** BEGIN **

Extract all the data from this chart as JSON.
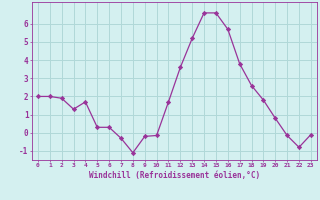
{
  "x": [
    0,
    1,
    2,
    3,
    4,
    5,
    6,
    7,
    8,
    9,
    10,
    11,
    12,
    13,
    14,
    15,
    16,
    17,
    18,
    19,
    20,
    21,
    22,
    23
  ],
  "y": [
    2.0,
    2.0,
    1.9,
    1.3,
    1.7,
    0.3,
    0.3,
    -0.3,
    -1.1,
    -0.2,
    -0.15,
    1.7,
    3.6,
    5.2,
    6.6,
    6.6,
    5.7,
    3.8,
    2.6,
    1.8,
    0.8,
    -0.15,
    -0.8,
    -0.1
  ],
  "line_color": "#993399",
  "marker": "D",
  "marker_size": 2.2,
  "bg_color": "#d4f0f0",
  "grid_color": "#b0d8d8",
  "axis_color": "#993399",
  "xlabel": "Windchill (Refroidissement éolien,°C)",
  "ylim": [
    -1.5,
    7.2
  ],
  "xlim": [
    -0.5,
    23.5
  ],
  "yticks": [
    -1,
    0,
    1,
    2,
    3,
    4,
    5,
    6
  ],
  "xticks": [
    0,
    1,
    2,
    3,
    4,
    5,
    6,
    7,
    8,
    9,
    10,
    11,
    12,
    13,
    14,
    15,
    16,
    17,
    18,
    19,
    20,
    21,
    22,
    23
  ]
}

** END **

STATED PROBLEM
Write out the full set of lines verbatim, without the pictures.

RESULT OF THIS EXERCISE
Extract all the data from this chart as JSON.
{
  "x": [
    0,
    1,
    2,
    3,
    4,
    5,
    6,
    7,
    8,
    9,
    10,
    11,
    12,
    13,
    14,
    15,
    16,
    17,
    18,
    19,
    20,
    21,
    22,
    23
  ],
  "y": [
    2.0,
    2.0,
    1.9,
    1.3,
    1.7,
    0.3,
    0.3,
    -0.3,
    -1.1,
    -0.2,
    -0.15,
    1.7,
    3.6,
    5.2,
    6.6,
    6.6,
    5.7,
    3.8,
    2.6,
    1.8,
    0.8,
    -0.15,
    -0.8,
    -0.1
  ],
  "line_color": "#993399",
  "marker": "D",
  "marker_size": 2.2,
  "bg_color": "#d4f0f0",
  "grid_color": "#b0d8d8",
  "axis_color": "#993399",
  "xlabel": "Windchill (Refroidissement éolien,°C)",
  "ylim": [
    -1.5,
    7.2
  ],
  "xlim": [
    -0.5,
    23.5
  ],
  "yticks": [
    -1,
    0,
    1,
    2,
    3,
    4,
    5,
    6
  ],
  "xticks": [
    0,
    1,
    2,
    3,
    4,
    5,
    6,
    7,
    8,
    9,
    10,
    11,
    12,
    13,
    14,
    15,
    16,
    17,
    18,
    19,
    20,
    21,
    22,
    23
  ]
}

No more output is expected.